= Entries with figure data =
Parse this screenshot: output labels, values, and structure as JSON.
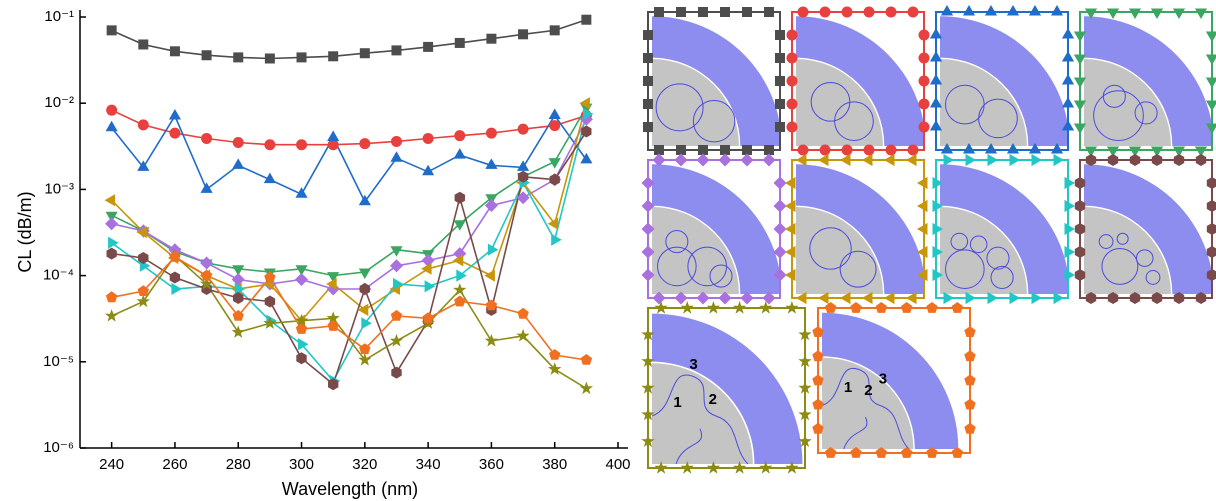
{
  "chart_data": {
    "type": "line",
    "log_y": true,
    "xlabel": "Wavelength (nm)",
    "ylabel": "CL (dB/m)",
    "x": [
      240,
      250,
      260,
      270,
      280,
      290,
      300,
      310,
      320,
      330,
      340,
      350,
      360,
      370,
      380,
      390
    ],
    "xlim": [
      230,
      400
    ],
    "xticks": [
      240,
      260,
      280,
      300,
      320,
      340,
      360,
      380,
      400
    ],
    "ylim": [
      1e-06,
      0.1
    ],
    "yticks": [
      {
        "value": 1e-06,
        "label": "10⁻⁶"
      },
      {
        "value": 1e-05,
        "label": "10⁻⁵"
      },
      {
        "value": 0.0001,
        "label": "10⁻⁴"
      },
      {
        "value": 0.001,
        "label": "10⁻³"
      },
      {
        "value": 0.01,
        "label": "10⁻²"
      },
      {
        "value": 0.1,
        "label": "10⁻¹"
      }
    ],
    "series": [
      {
        "color": "#4d4d4d",
        "marker": "square",
        "values": [
          0.07,
          0.048,
          0.04,
          0.036,
          0.034,
          0.033,
          0.034,
          0.035,
          0.038,
          0.041,
          0.045,
          0.05,
          0.056,
          0.063,
          0.07,
          0.093
        ]
      },
      {
        "color": "#e8403f",
        "marker": "circle",
        "values": [
          0.0083,
          0.0056,
          0.0045,
          0.0039,
          0.0035,
          0.0033,
          0.0033,
          0.0033,
          0.0034,
          0.0036,
          0.0039,
          0.0042,
          0.0045,
          0.005,
          0.0055,
          0.0072
        ]
      },
      {
        "color": "#1f6cc9",
        "marker": "triangle-up",
        "values": [
          0.0052,
          0.0018,
          0.0071,
          0.001,
          0.0019,
          0.0013,
          0.00088,
          0.004,
          0.00072,
          0.0023,
          0.0016,
          0.0025,
          0.0019,
          0.0018,
          0.0072,
          0.0022
        ]
      },
      {
        "color": "#3aa661",
        "marker": "triangle-down",
        "values": [
          0.0005,
          0.00033,
          0.00019,
          0.00014,
          0.00012,
          0.00011,
          0.00012,
          0.0001,
          0.00011,
          0.0002,
          0.00018,
          0.0004,
          0.0008,
          0.0014,
          0.0021,
          0.009
        ]
      },
      {
        "color": "#a970e0",
        "marker": "diamond",
        "values": [
          0.0004,
          0.00033,
          0.0002,
          0.00014,
          9e-05,
          8e-05,
          9e-05,
          7e-05,
          7e-05,
          0.00013,
          0.00015,
          0.00018,
          0.00065,
          0.0008,
          0.0013,
          0.0065
        ]
      },
      {
        "color": "#c8960a",
        "marker": "triangle-left",
        "values": [
          0.00075,
          0.00032,
          0.00016,
          0.0001,
          7e-05,
          8e-05,
          3e-05,
          8e-05,
          4e-05,
          7e-05,
          0.00012,
          0.00015,
          0.0001,
          0.0012,
          0.0004,
          0.01
        ]
      },
      {
        "color": "#22c6c6",
        "marker": "triangle-right",
        "values": [
          0.00024,
          0.00013,
          7e-05,
          7.5e-05,
          7e-05,
          3e-05,
          1.6e-05,
          6e-06,
          2.8e-05,
          8e-05,
          7.5e-05,
          0.0001,
          0.0002,
          0.0012,
          0.00026,
          0.0075
        ]
      },
      {
        "color": "#7a4a4a",
        "marker": "hexagon",
        "values": [
          0.00018,
          0.00016,
          9.5e-05,
          7e-05,
          5.5e-05,
          5e-05,
          1.1e-05,
          5.5e-06,
          7e-05,
          7.5e-06,
          3e-05,
          0.0008,
          4e-05,
          0.0014,
          0.0013,
          0.0047
        ]
      },
      {
        "color": "#8c8c14",
        "marker": "star",
        "values": [
          3.4e-05,
          5e-05,
          0.00017,
          8e-05,
          2.2e-05,
          2.8e-05,
          3e-05,
          3.2e-05,
          1.05e-05,
          1.75e-05,
          2.8e-05,
          6.8e-05,
          1.75e-05,
          2e-05,
          8.2e-06,
          4.9e-06
        ]
      },
      {
        "color": "#f07020",
        "marker": "pentagon",
        "values": [
          5.6e-05,
          6.6e-05,
          0.000165,
          0.0001,
          3.4e-05,
          9.5e-05,
          2.4e-05,
          2.6e-05,
          1.4e-05,
          3.4e-05,
          3.2e-05,
          5e-05,
          4.5e-05,
          3.6e-05,
          1.2e-05,
          1.05e-05
        ]
      }
    ],
    "inset_labels": [
      [
        "1",
        "2",
        "3"
      ],
      [
        "1",
        "2",
        "3"
      ]
    ]
  }
}
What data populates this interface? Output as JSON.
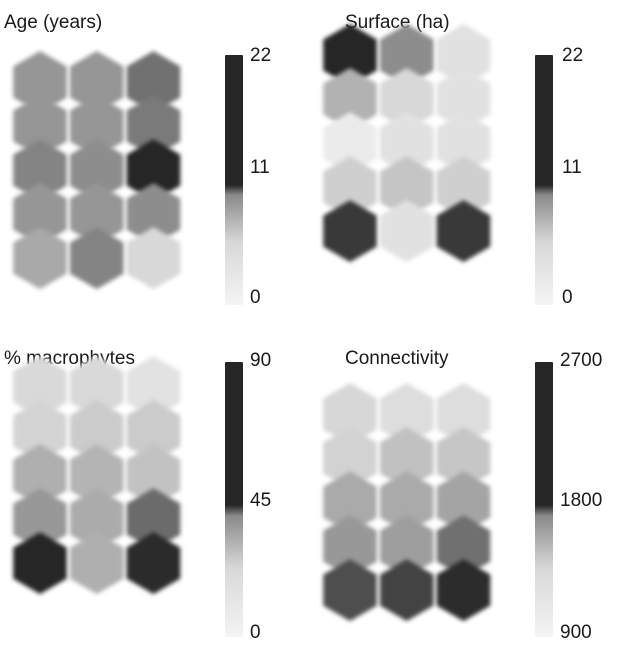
{
  "colors": {
    "low": "#f4f4f4",
    "high": "#262626"
  },
  "chart_data": [
    {
      "type": "heatmap",
      "title": "Age (years)",
      "colorbar": {
        "min": 0,
        "max": 22,
        "ticks": [
          "22",
          "11",
          "0"
        ]
      },
      "grid": {
        "rows": 5,
        "cols": 3
      },
      "values": [
        [
          10,
          10,
          14
        ],
        [
          10,
          10,
          13
        ],
        [
          12,
          11,
          22
        ],
        [
          10,
          10,
          11
        ],
        [
          8,
          12,
          3
        ]
      ]
    },
    {
      "type": "heatmap",
      "title": "Surface (ha)",
      "colorbar": {
        "min": 0,
        "max": 22,
        "ticks": [
          "22",
          "11",
          "0"
        ]
      },
      "grid": {
        "rows": 5,
        "cols": 3
      },
      "values": [
        [
          22,
          11,
          2
        ],
        [
          7,
          3,
          2
        ],
        [
          1,
          2,
          2
        ],
        [
          4,
          5,
          4
        ],
        [
          20,
          2,
          20
        ]
      ]
    },
    {
      "type": "heatmap",
      "title": "% macrophytes",
      "colorbar": {
        "min": 0,
        "max": 90,
        "ticks": [
          "90",
          "45",
          "0"
        ]
      },
      "grid": {
        "rows": 5,
        "cols": 3
      },
      "values": [
        [
          12,
          12,
          8
        ],
        [
          14,
          18,
          18
        ],
        [
          30,
          28,
          22
        ],
        [
          40,
          32,
          60
        ],
        [
          90,
          30,
          88
        ]
      ]
    },
    {
      "type": "heatmap",
      "title": "Connectivity",
      "colorbar": {
        "min": 900,
        "max": 2700,
        "ticks": [
          "2700",
          "1800",
          "900"
        ]
      },
      "grid": {
        "rows": 5,
        "cols": 3
      },
      "values": [
        [
          1150,
          1100,
          1100
        ],
        [
          1200,
          1350,
          1300
        ],
        [
          1550,
          1550,
          1600
        ],
        [
          1700,
          1650,
          2050
        ],
        [
          2350,
          2450,
          2650
        ]
      ]
    }
  ]
}
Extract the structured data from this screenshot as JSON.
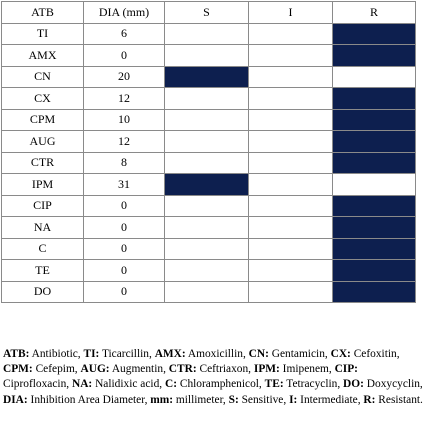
{
  "colors": {
    "fill": "#0d1f4f",
    "border": "#8a8a8a"
  },
  "table": {
    "headers": [
      "ATB",
      "DIA (mm)",
      "S",
      "I",
      "R"
    ],
    "rows": [
      {
        "atb": "TI",
        "dia": "6",
        "result": "R"
      },
      {
        "atb": "AMX",
        "dia": "0",
        "result": "R"
      },
      {
        "atb": "CN",
        "dia": "20",
        "result": "S"
      },
      {
        "atb": "CX",
        "dia": "12",
        "result": "R"
      },
      {
        "atb": "CPM",
        "dia": "10",
        "result": "R"
      },
      {
        "atb": "AUG",
        "dia": "12",
        "result": "R"
      },
      {
        "atb": "CTR",
        "dia": "8",
        "result": "R"
      },
      {
        "atb": "IPM",
        "dia": "31",
        "result": "S"
      },
      {
        "atb": "CIP",
        "dia": "0",
        "result": "R"
      },
      {
        "atb": "NA",
        "dia": "0",
        "result": "R"
      },
      {
        "atb": "C",
        "dia": "0",
        "result": "R"
      },
      {
        "atb": "TE",
        "dia": "0",
        "result": "R"
      },
      {
        "atb": "DO",
        "dia": "0",
        "result": "R"
      }
    ]
  },
  "legend": {
    "entries": [
      {
        "abbr": "ATB:",
        "text": " Antibiotic,  "
      },
      {
        "abbr": "TI:",
        "text": " Ticarcillin,  "
      },
      {
        "abbr": "AMX:",
        "text": " Amoxicillin,  "
      },
      {
        "abbr": "CN:",
        "text": " Gentamicin, "
      },
      {
        "abbr": "CX:",
        "text": " Cefoxitin, "
      },
      {
        "abbr": "CPM:",
        "text": " Cefepim, "
      },
      {
        "abbr": "AUG:",
        "text": " Augmentin, "
      },
      {
        "abbr": "CTR:",
        "text": " Ceftriaxon, "
      },
      {
        "abbr": "IPM:",
        "text": " Imipenem, "
      },
      {
        "abbr": "CIP:",
        "text": " Ciprofloxacin, "
      },
      {
        "abbr": "NA:",
        "text": " Nalidixic acid, "
      },
      {
        "abbr": "C:",
        "text": " Chloramphenicol, "
      },
      {
        "abbr": "TE:",
        "text": " Tetracyclin, "
      },
      {
        "abbr": "DO:",
        "text": " Doxycyclin, "
      },
      {
        "abbr": "DIA:",
        "text": " Inhibition Area Diameter, "
      },
      {
        "abbr": "mm:",
        "text": " millimeter, "
      },
      {
        "abbr": "S:",
        "text": " Sensitive, "
      },
      {
        "abbr": "I:",
        "text": " Intermediate, "
      },
      {
        "abbr": "R:",
        "text": " Resistant."
      }
    ]
  }
}
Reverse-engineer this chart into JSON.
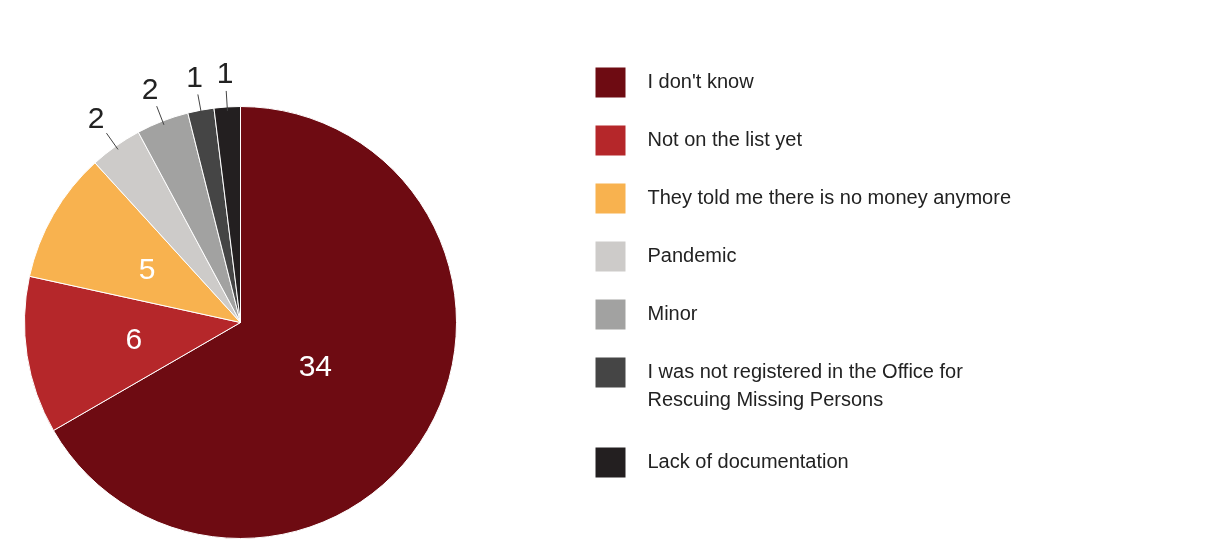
{
  "chart_data": {
    "type": "pie",
    "categories": [
      "I don't know",
      "Not on the list yet",
      "They told me there is no money anymore",
      "Pandemic",
      "Minor",
      "I was not registered in the Office for Rescuing Missing Persons",
      "Lack of documentation"
    ],
    "values": [
      34,
      6,
      5,
      2,
      2,
      1,
      1
    ],
    "colors": [
      "#6e0b12",
      "#b5272a",
      "#f8b24f",
      "#cdcbc9",
      "#a2a2a1",
      "#454545",
      "#231f20"
    ],
    "data_labels": true,
    "legend": "right"
  }
}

= What you need to do =
From the records above, how many lines include the word "right"? Only the number is wanted.

= Answer to the task =
2